**Directions**:
Print the entries below in their entirety, exactly as they are written.

**Information shown**:
** start **

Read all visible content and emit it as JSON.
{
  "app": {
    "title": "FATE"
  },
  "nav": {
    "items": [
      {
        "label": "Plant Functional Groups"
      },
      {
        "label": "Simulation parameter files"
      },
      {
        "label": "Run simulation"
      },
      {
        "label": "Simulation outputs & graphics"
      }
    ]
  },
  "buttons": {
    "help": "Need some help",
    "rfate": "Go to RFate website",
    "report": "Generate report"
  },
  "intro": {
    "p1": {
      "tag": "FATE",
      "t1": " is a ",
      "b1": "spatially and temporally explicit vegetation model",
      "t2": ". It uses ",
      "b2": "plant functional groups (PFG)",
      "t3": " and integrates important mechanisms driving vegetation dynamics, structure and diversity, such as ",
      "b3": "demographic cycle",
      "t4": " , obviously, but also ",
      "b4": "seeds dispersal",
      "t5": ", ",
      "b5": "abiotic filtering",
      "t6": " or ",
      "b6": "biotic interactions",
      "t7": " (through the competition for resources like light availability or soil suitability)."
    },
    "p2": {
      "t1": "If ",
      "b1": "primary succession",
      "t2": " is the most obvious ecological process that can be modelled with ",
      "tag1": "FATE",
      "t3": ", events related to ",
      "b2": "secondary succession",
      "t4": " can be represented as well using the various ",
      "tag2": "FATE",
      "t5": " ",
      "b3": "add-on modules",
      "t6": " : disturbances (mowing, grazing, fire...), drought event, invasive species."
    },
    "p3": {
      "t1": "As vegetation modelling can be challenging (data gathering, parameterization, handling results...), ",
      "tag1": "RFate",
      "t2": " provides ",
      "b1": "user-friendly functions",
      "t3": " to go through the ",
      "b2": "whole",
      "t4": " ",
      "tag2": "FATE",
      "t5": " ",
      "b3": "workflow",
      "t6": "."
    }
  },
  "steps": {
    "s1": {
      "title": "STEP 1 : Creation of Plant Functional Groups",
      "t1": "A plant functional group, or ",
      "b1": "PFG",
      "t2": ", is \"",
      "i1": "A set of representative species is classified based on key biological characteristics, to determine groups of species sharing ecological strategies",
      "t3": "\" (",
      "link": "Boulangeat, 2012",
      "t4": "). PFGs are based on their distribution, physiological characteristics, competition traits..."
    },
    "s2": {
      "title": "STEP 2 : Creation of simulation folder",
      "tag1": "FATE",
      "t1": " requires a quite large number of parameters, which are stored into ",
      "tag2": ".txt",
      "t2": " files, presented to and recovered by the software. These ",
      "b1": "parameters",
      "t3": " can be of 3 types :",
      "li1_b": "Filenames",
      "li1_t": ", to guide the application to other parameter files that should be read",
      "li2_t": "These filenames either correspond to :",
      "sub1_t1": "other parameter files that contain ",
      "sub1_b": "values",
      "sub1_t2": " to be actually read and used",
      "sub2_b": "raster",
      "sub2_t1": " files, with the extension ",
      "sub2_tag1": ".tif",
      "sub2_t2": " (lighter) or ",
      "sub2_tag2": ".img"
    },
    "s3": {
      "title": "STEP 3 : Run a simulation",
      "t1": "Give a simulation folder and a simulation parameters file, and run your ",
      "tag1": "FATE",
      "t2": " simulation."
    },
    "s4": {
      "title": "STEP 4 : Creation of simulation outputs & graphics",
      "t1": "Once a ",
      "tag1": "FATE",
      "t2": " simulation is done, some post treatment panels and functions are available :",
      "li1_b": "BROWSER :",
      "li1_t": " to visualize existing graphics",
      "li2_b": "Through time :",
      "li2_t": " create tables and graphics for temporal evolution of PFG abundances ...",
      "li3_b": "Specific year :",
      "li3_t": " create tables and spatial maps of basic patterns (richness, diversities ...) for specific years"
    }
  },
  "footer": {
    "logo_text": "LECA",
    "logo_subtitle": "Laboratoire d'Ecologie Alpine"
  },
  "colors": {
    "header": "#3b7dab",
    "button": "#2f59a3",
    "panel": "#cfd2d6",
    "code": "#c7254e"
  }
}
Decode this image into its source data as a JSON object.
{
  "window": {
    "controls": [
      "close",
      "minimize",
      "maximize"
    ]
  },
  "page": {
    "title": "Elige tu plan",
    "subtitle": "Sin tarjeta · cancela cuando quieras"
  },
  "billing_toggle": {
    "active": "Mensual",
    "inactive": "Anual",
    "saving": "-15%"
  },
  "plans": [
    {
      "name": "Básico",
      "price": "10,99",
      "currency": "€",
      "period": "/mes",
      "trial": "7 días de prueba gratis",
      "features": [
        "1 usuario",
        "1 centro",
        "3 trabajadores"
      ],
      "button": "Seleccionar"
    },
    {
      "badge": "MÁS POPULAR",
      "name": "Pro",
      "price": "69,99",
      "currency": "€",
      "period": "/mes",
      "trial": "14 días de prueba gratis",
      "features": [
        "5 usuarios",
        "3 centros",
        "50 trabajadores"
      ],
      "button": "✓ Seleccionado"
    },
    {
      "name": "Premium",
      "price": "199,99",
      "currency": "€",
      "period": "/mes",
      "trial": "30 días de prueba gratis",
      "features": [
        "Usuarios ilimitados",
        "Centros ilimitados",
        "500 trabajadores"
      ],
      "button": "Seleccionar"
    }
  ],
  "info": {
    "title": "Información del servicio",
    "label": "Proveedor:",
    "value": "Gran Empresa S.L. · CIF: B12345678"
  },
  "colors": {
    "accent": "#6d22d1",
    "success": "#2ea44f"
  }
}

** end **

**Result**:
Read all visible content and emit it as JSON.
{
  "app": {
    "title": "FATE"
  },
  "nav": {
    "items": [
      {
        "label": "Plant Functional Groups"
      },
      {
        "label": "Simulation parameter files"
      },
      {
        "label": "Run simulation"
      },
      {
        "label": "Simulation outputs & graphics"
      }
    ]
  },
  "buttons": {
    "help": "Need some help",
    "rfate": "Go to RFate website",
    "report": "Generate report"
  },
  "intro": {
    "p1": {
      "tag": "FATE",
      "t1": " is a ",
      "b1": "spatially and temporally explicit vegetation model",
      "t2": ". It uses ",
      "b2": "plant functional groups (PFG)",
      "t3": " and integrates important mechanisms driving vegetation dynamics, structure and diversity, such as ",
      "b3": "demographic cycle",
      "t4": " , obviously, but also ",
      "b4": "seeds dispersal",
      "t5": ", ",
      "b5": "abiotic filtering",
      "t6": " or ",
      "b6": "biotic interactions",
      "t7": " (through the competition for resources like light availability or soil suitability)."
    },
    "p2": {
      "t1": "If ",
      "b1": "primary succession",
      "t2": " is the most obvious ecological process that can be modelled with ",
      "tag1": "FATE",
      "t3": ", events related to ",
      "b2": "secondary succession",
      "t4": " can be represented as well using the various ",
      "tag2": "FATE",
      "t5": " ",
      "b3": "add-on modules",
      "t6": " : disturbances (mowing, grazing, fire...), drought event, invasive species."
    },
    "p3": {
      "t1": "As vegetation modelling can be challenging (data gathering, parameterization, handling results...), ",
      "tag1": "RFate",
      "t2": " provides ",
      "b1": "user-friendly functions",
      "t3": " to go through the ",
      "b2": "whole",
      "t4": " ",
      "tag2": "FATE",
      "t5": " ",
      "b3": "workflow",
      "t6": "."
    }
  },
  "steps": {
    "s1": {
      "title": "STEP 1 : Creation of Plant Functional Groups",
      "t1": "A plant functional group, or ",
      "b1": "PFG",
      "t2": ", is \"",
      "i1": "A set of representative species is classified based on key biological characteristics, to determine groups of species sharing ecological strategies",
      "t3": "\" (",
      "link": "Boulangeat, 2012",
      "t4": "). PFGs are based on their distribution, physiological characteristics, competition traits..."
    },
    "s2": {
      "title": "STEP 2 : Creation of simulation folder",
      "tag1": "FATE",
      "t1": " requires a quite large number of parameters, which are stored into ",
      "tag2": ".txt",
      "t2": " files, presented to and recovered by the software. These ",
      "b1": "parameters",
      "t3": " can be of 3 types :",
      "li1_b": "Filenames",
      "li1_t": ", to guide the application to other parameter files that should be read",
      "li2_t": "These filenames either correspond to :",
      "sub1_t1": "other parameter files that contain ",
      "sub1_b": "values",
      "sub1_t2": " to be actually read and used",
      "sub2_b": "raster",
      "sub2_t1": " files, with the extension ",
      "sub2_tag1": ".tif",
      "sub2_t2": " (lighter) or ",
      "sub2_tag2": ".img"
    },
    "s3": {
      "title": "STEP 3 : Run a simulation",
      "t1": "Give a simulation folder and a simulation parameters file, and run your ",
      "tag1": "FATE",
      "t2": " simulation."
    },
    "s4": {
      "title": "STEP 4 : Creation of simulation outputs & graphics",
      "t1": "Once a ",
      "tag1": "FATE",
      "t2": " simulation is done, some post treatment panels and functions are available :",
      "li1_b": "BROWSER :",
      "li1_t": " to visualize existing graphics",
      "li2_b": "Through time :",
      "li2_t": " create tables and graphics for temporal evolution of PFG abundances ...",
      "li3_b": "Specific year :",
      "li3_t": " create tables and spatial maps of basic patterns (richness, diversities ...) for specific years"
    }
  },
  "footer": {
    "logo_text": "LECA",
    "logo_subtitle": "Laboratoire d'Ecologie Alpine"
  },
  "colors": {
    "header": "#3b7dab",
    "button": "#2f59a3",
    "panel": "#cfd2d6",
    "code": "#c7254e"
  }
}
Decode this image into its source data as a JSON object.
{
  "window": {
    "controls": [
      "close",
      "minimize",
      "maximize"
    ]
  },
  "page": {
    "title": "Elige tu plan",
    "subtitle": "Sin tarjeta · cancela cuando quieras"
  },
  "billing_toggle": {
    "active": "Mensual",
    "inactive": "Anual",
    "saving": "-15%"
  },
  "plans": [
    {
      "name": "Básico",
      "price": "10,99",
      "currency": "€",
      "period": "/mes",
      "trial": "7 días de prueba gratis",
      "features": [
        "1 usuario",
        "1 centro",
        "3 trabajadores"
      ],
      "button": "Seleccionar"
    },
    {
      "badge": "MÁS POPULAR",
      "name": "Pro",
      "price": "69,99",
      "currency": "€",
      "period": "/mes",
      "trial": "14 días de prueba gratis",
      "features": [
        "5 usuarios",
        "3 centros",
        "50 trabajadores"
      ],
      "button": "✓ Seleccionado"
    },
    {
      "name": "Premium",
      "price": "199,99",
      "currency": "€",
      "period": "/mes",
      "trial": "30 días de prueba gratis",
      "features": [
        "Usuarios ilimitados",
        "Centros ilimitados",
        "500 trabajadores"
      ],
      "button": "Seleccionar"
    }
  ],
  "info": {
    "title": "Información del servicio",
    "label": "Proveedor:",
    "value": "Gran Empresa S.L. · CIF: B12345678"
  },
  "colors": {
    "accent": "#6d22d1",
    "success": "#2ea44f"
  }
}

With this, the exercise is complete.